**Task goal**
Copy these lines word for word, leaving out the pictures.

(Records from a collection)
-- -- --
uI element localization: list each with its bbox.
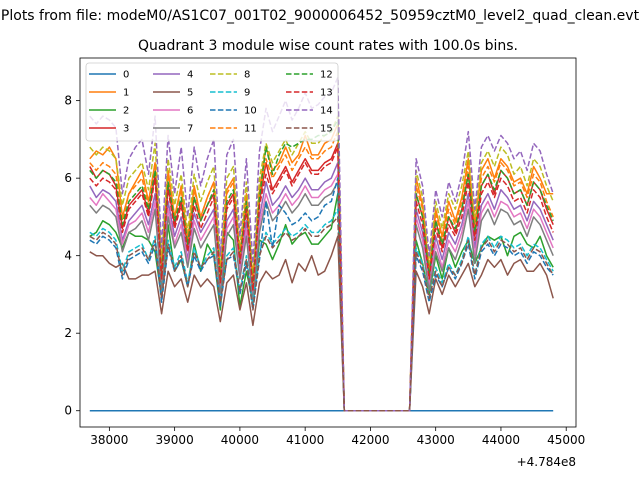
x-tick-label: 44000	[482, 433, 520, 447]
x-tick-label: 45000	[547, 433, 585, 447]
legend-label-10: 10	[244, 106, 257, 117]
series-line-15	[89, 216, 554, 412]
series-line-5	[89, 235, 554, 412]
legend-label-12: 12	[320, 70, 333, 81]
legend-label-15: 15	[320, 124, 333, 135]
series-line-13	[89, 146, 554, 412]
legend-label-1: 1	[123, 88, 129, 99]
file-title: Plots from file: modeM0/AS1C07_001T02_90…	[1, 8, 640, 24]
x-tick-label: 38000	[90, 433, 128, 447]
y-tick-label: 4	[64, 249, 72, 263]
legend-label-13: 13	[320, 88, 333, 99]
series-line-7	[89, 181, 554, 412]
series-line-14	[89, 76, 554, 412]
x-tick-label: 43000	[417, 433, 455, 447]
x-tick-label: 40000	[221, 433, 259, 447]
legend-label-5: 5	[187, 88, 193, 99]
legend-label-11: 11	[244, 124, 257, 135]
y-tick-label: 2	[64, 326, 72, 340]
legend-label-14: 14	[320, 106, 333, 117]
legend-label-3: 3	[123, 124, 129, 135]
x-tick-label: 39000	[156, 433, 194, 447]
axes: 38000 39000 40000 41000 42000 43000 44000 45000…	[64, 57, 585, 447]
series-line-10	[89, 177, 554, 412]
legend-label-6: 6	[187, 106, 193, 117]
plot-frame	[79, 57, 577, 428]
series-line-12	[89, 119, 554, 412]
legend-label-0: 0	[123, 70, 129, 81]
y-tick-label: 8	[64, 94, 72, 108]
x-offset-label: +4.784e8	[517, 455, 576, 469]
legend-box	[85, 62, 339, 142]
legend-label-4: 4	[187, 70, 193, 81]
legend-label-8: 8	[244, 70, 250, 81]
x-tick-label: 42000	[351, 433, 389, 447]
legend-label-9: 9	[244, 88, 250, 99]
x-tick-label: 41000	[286, 433, 324, 447]
y-tick-label: 0	[64, 404, 72, 418]
chart-title: Quadrant 3 module wise count rates with …	[138, 38, 518, 54]
legend-label-7: 7	[187, 124, 193, 135]
y-tick-label: 6	[64, 171, 72, 185]
legend-label-2: 2	[123, 106, 129, 117]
-- -- --
**Complete response**
uI element localization: list each with its bbox.
x-tick-label: 44000	[482, 433, 520, 447]
x-tick-label: 45000	[547, 433, 585, 447]
legend-label-10: 10	[244, 106, 257, 117]
series-line-15	[89, 216, 554, 412]
series-line-5	[89, 235, 554, 412]
legend-label-12: 12	[320, 70, 333, 81]
legend-label-15: 15	[320, 124, 333, 135]
series-line-13	[89, 146, 554, 412]
legend-label-1: 1	[123, 88, 129, 99]
file-title: Plots from file: modeM0/AS1C07_001T02_90…	[1, 8, 640, 24]
x-tick-label: 38000	[90, 433, 128, 447]
y-tick-label: 4	[64, 249, 72, 263]
legend-label-13: 13	[320, 88, 333, 99]
series-line-7	[89, 181, 554, 412]
series-line-14	[89, 76, 554, 412]
x-tick-label: 43000	[417, 433, 455, 447]
x-tick-label: 40000	[221, 433, 259, 447]
legend-label-5: 5	[187, 88, 193, 99]
legend-label-11: 11	[244, 124, 257, 135]
y-tick-label: 2	[64, 326, 72, 340]
legend-label-14: 14	[320, 106, 333, 117]
legend-label-3: 3	[123, 124, 129, 135]
x-tick-label: 39000	[156, 433, 194, 447]
axes: 38000 39000 40000 41000 42000 43000 44000 45000…	[64, 57, 585, 447]
series-line-10	[89, 177, 554, 412]
legend-label-6: 6	[187, 106, 193, 117]
plot-frame	[79, 57, 577, 428]
series-line-12	[89, 119, 554, 412]
legend-label-0: 0	[123, 70, 129, 81]
y-tick-label: 8	[64, 94, 72, 108]
x-offset-label: +4.784e8	[517, 455, 576, 469]
legend-box	[85, 62, 339, 142]
legend-label-4: 4	[187, 70, 193, 81]
legend-label-8: 8	[244, 70, 250, 81]
x-tick-label: 42000	[351, 433, 389, 447]
legend-label-9: 9	[244, 88, 250, 99]
x-tick-label: 41000	[286, 433, 324, 447]
y-tick-label: 0	[64, 404, 72, 418]
chart-title: Quadrant 3 module wise count rates with …	[138, 38, 518, 54]
legend-label-7: 7	[187, 124, 193, 135]
y-tick-label: 6	[64, 171, 72, 185]
legend-label-2: 2	[123, 106, 129, 117]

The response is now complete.